## Objective
Keep the pictures out and restate every record exactly.

(Stored items from a collection)

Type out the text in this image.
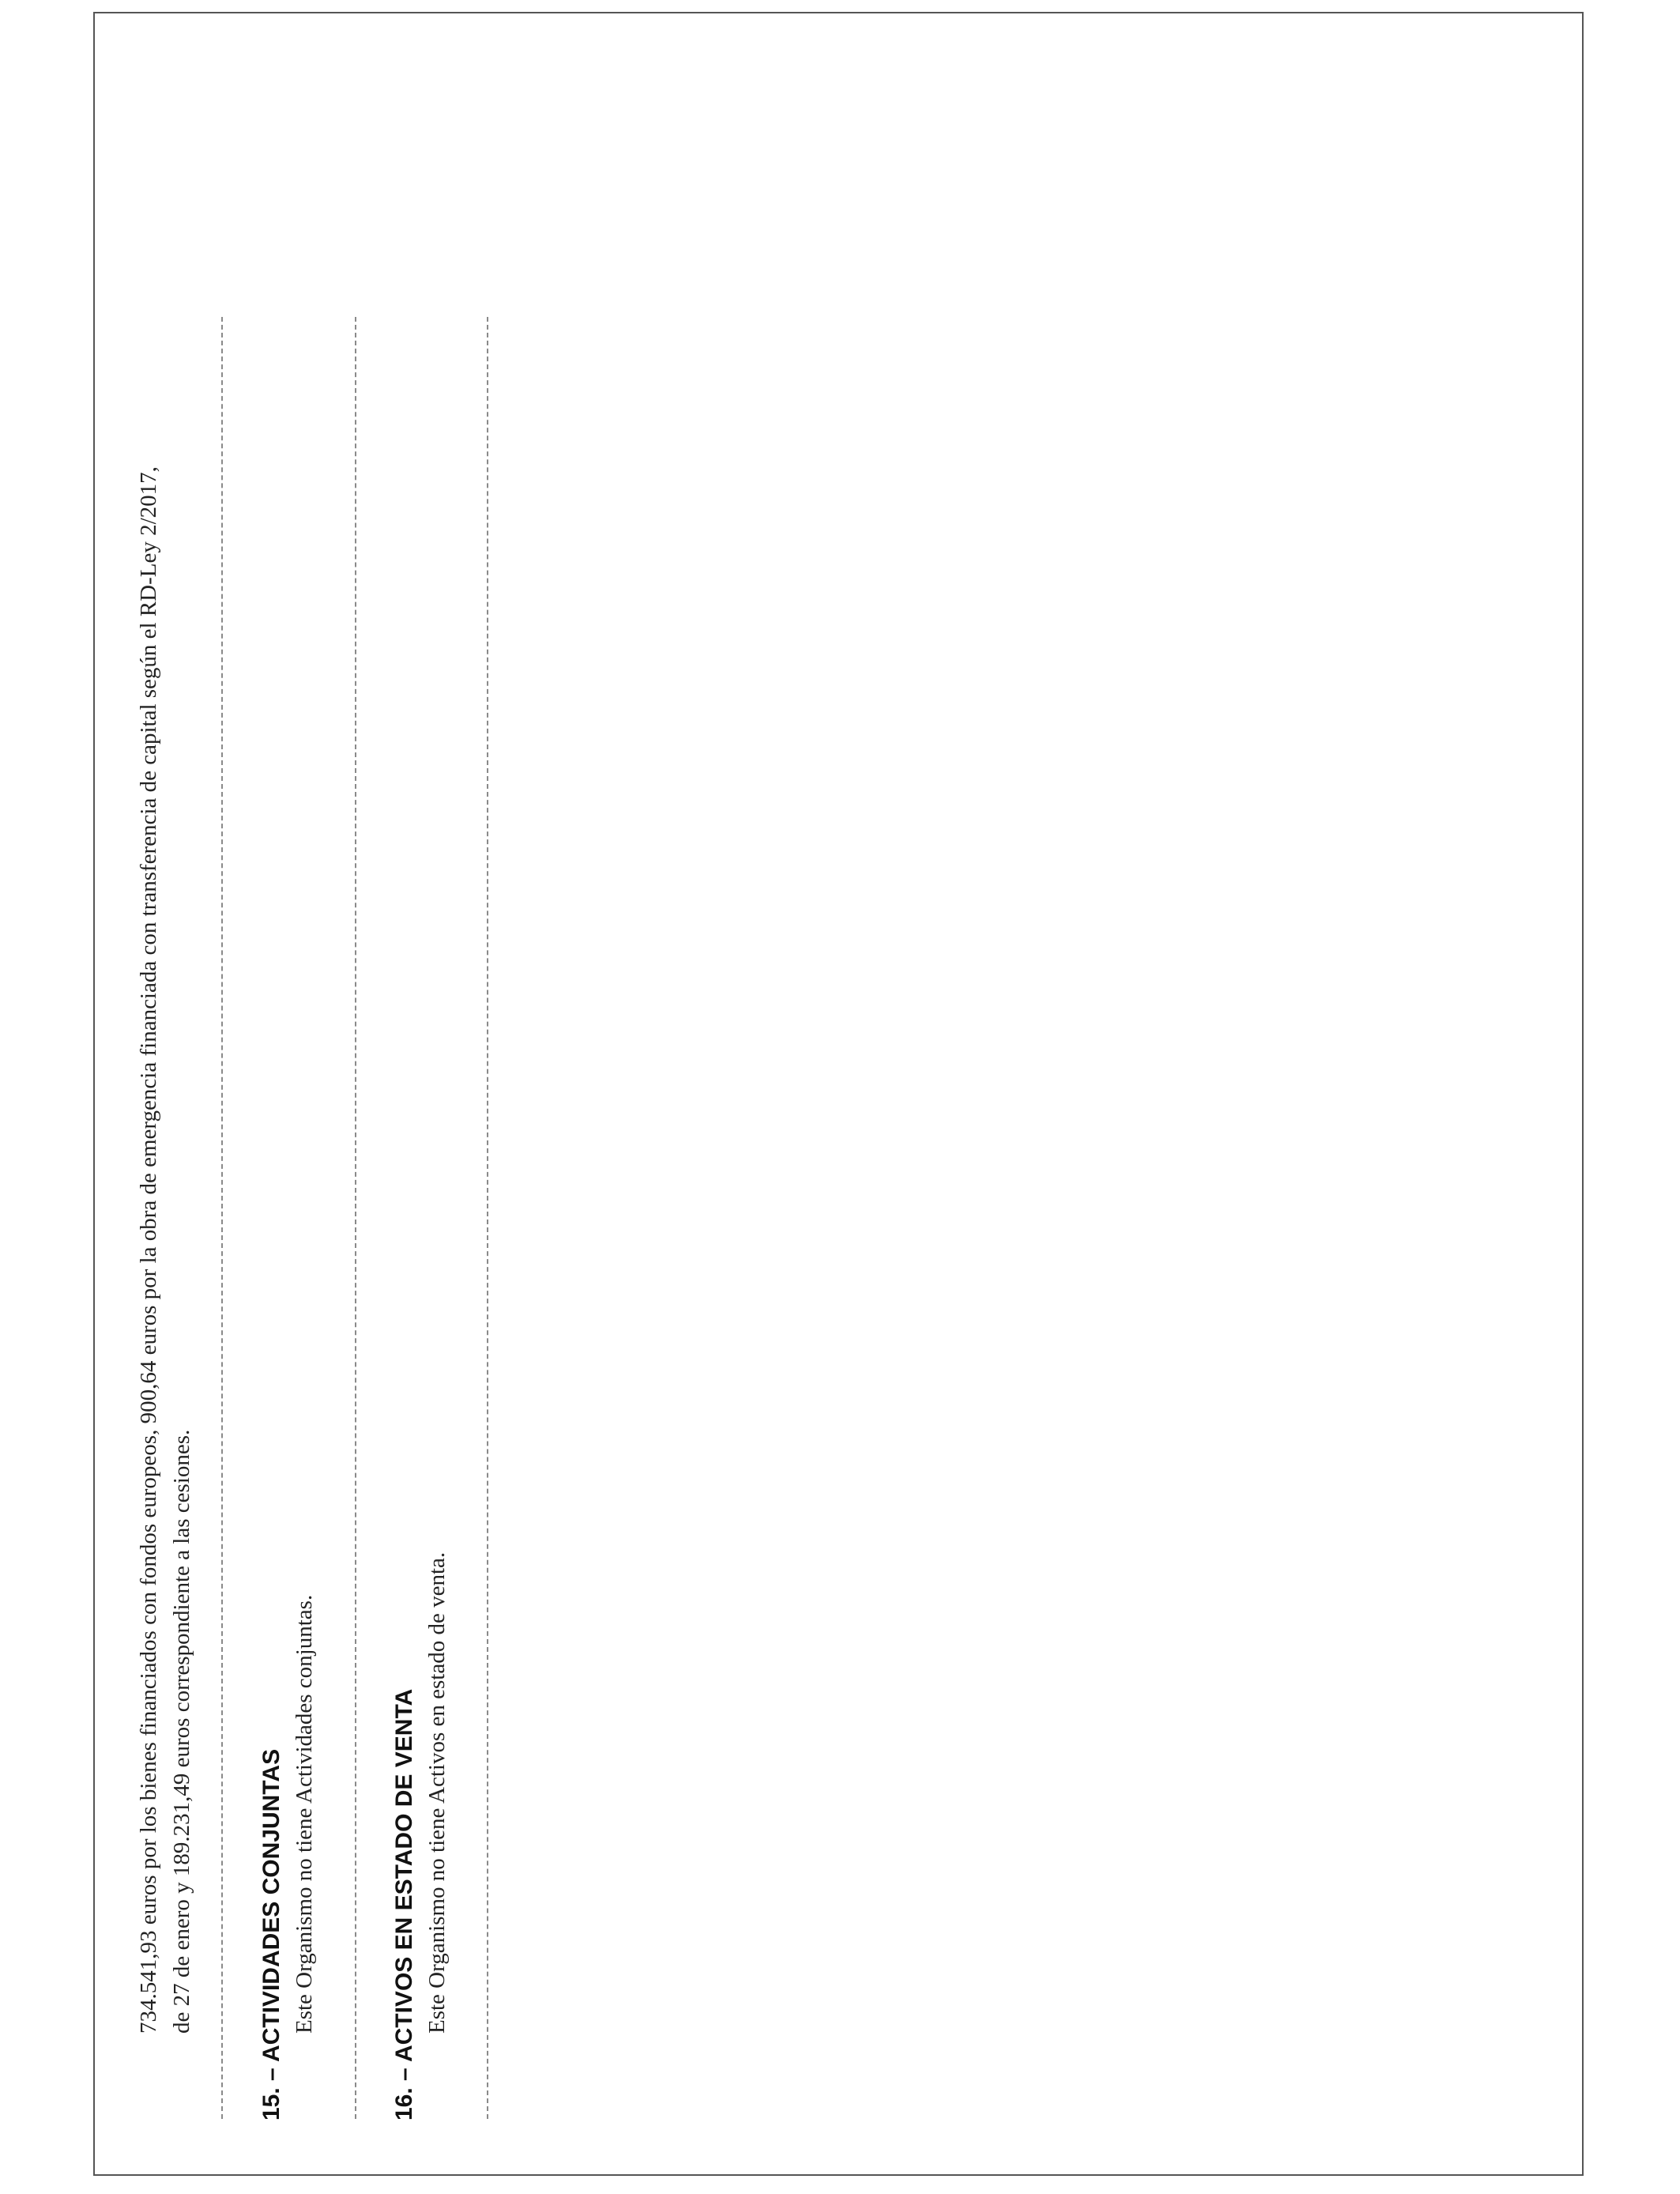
734.541,93 euros por los bienes financiados con fondos europeos, 900,64 euros por la obra de emergencia financiada con transferencia de capital según el RD-Ley 2/2017, de 27 de enero y 189.231,49 euros correspondiente a las cesiones.	15. – ACTIVIDADES CONJUNTAS Este Organismo no tiene Actividades conjuntas.	16. – ACTIVOS EN ESTADO DE VENTA Este Organismo no tiene Activos en estado de venta.
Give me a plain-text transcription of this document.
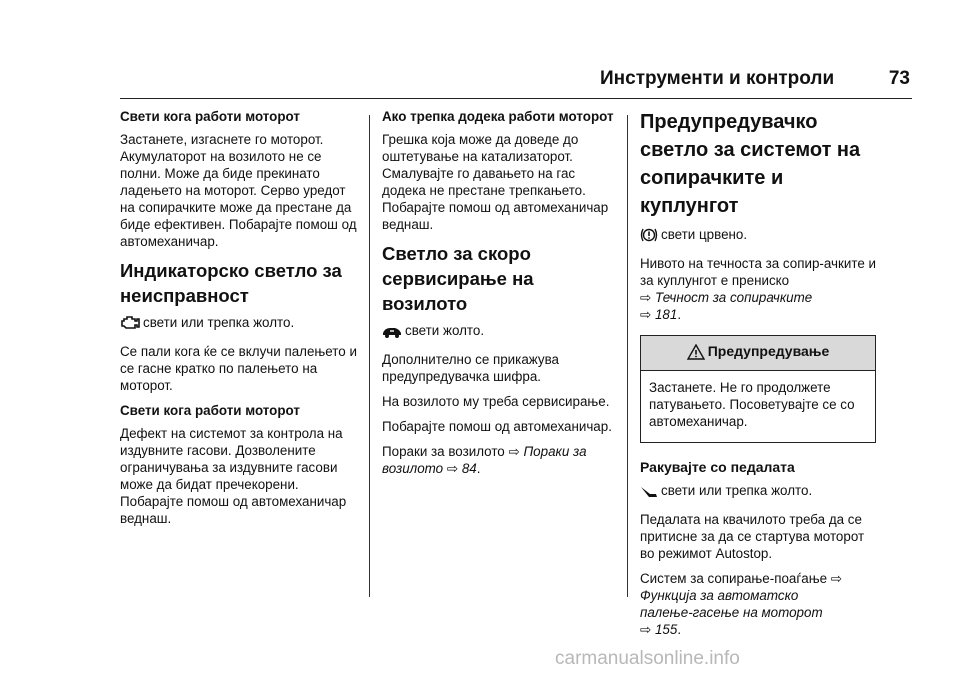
Инструменти и контроли	73
Свети кога работи моторот

Застанете, изгаснете го моторот. Акумулаторот на возилото не се полни. Може да биде прекинато ладењето на моторот. Серво уредот на сопирачките може да престане да биде ефективен. Побарајте помош од автомеханичар.

Индикаторско светло за
неисправност

свети или трепка жолто.

Се пали кога ќе се вклучи палењето и се гасне кратко по палењето на моторот.

Свети кога работи моторот

Дефект на системот за контрола на издувните гасови. Дозволените ограничувања за издувните гасови може да бидат пречекорени. Побарајте помош од автомеханичар веднаш.

Ако трепка додека работи моторот

Грешка која може да доведе до оштетување на катализаторот. Смалувајте го давањето на гас додека не престане трепкањето. Побарајте помош од автомеханичар веднаш.

Светло за скоро
сервисирање на
возилото

свети жолто.

Дополнително се прикажува предупредувачка шифра.

На возилото му треба сервисирање.

Побарајте помош од автомеханичар.

Пораки за возилото ⇨ Пораки за
возилото ⇨ 84.

Предупредувачко
светло за системот на
сопирачките и куплунгот

свети црвено.

Нивото на течноста за сопир-ачките и за куплунгот е прениско
⇨ Течност за сопирачките
⇨ 181.

Предупредување

Застанете. Не го продолжете патувањето. Посоветувајте се со автомеханичар.

Ракувајте со педалата

свети или трепка жолто.

Педалата на квачилото треба да се притисне за да се стартува моторот во режимот Autostop.

Систем за сопирање-поаѓање ⇨
Функција за автоматско
палење-гасење на моторот
⇨ 155.

carmanualsonline.info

## Complete response
Type out the text in this image.
734.541,93 euros por los bienes financiados con fondos europeos, 900,64 euros por la obra de emergencia financiada con transferencia de capital según el RD-Ley 2/2017, de 27 de enero y 189.231,49 euros correspondiente a las cesiones.	15. – ACTIVIDADES CONJUNTAS Este Organismo no tiene Actividades conjuntas.	16. – ACTIVOS EN ESTADO DE VENTA Este Organismo no tiene Activos en estado de venta.
Give me a plain-text transcription of this document.
Инструменти и контроли	73
Свети кога работи моторот

Застанете, изгаснете го моторот. Акумулаторот на возилото не се полни. Може да биде прекинато ладењето на моторот. Серво уредот на сопирачките може да престане да биде ефективен. Побарајте помош од автомеханичар.

Индикаторско светло за
неисправност

свети или трепка жолто.

Се пали кога ќе се вклучи палењето и се гасне кратко по палењето на моторот.

Свети кога работи моторот

Дефект на системот за контрола на издувните гасови. Дозволените ограничувања за издувните гасови може да бидат пречекорени. Побарајте помош од автомеханичар веднаш.

Ако трепка додека работи моторот

Грешка која може да доведе до оштетување на катализаторот. Смалувајте го давањето на гас додека не престане трепкањето. Побарајте помош од автомеханичар веднаш.

Светло за скоро
сервисирање на
возилото

свети жолто.

Дополнително се прикажува предупредувачка шифра.

На возилото му треба сервисирање.

Побарајте помош од автомеханичар.

Пораки за возилото ⇨ Пораки за
возилото ⇨ 84.

Предупредувачко
светло за системот на
сопирачките и куплунгот

свети црвено.

Нивото на течноста за сопир-ачките и за куплунгот е прениско
⇨ Течност за сопирачките
⇨ 181.

Предупредување

Застанете. Не го продолжете патувањето. Посоветувајте се со автомеханичар.

Ракувајте со педалата

свети или трепка жолто.

Педалата на квачилото треба да се притисне за да се стартува моторот во режимот Autostop.

Систем за сопирање-поаѓање ⇨
Функција за автоматско
палење-гасење на моторот
⇨ 155.

carmanualsonline.info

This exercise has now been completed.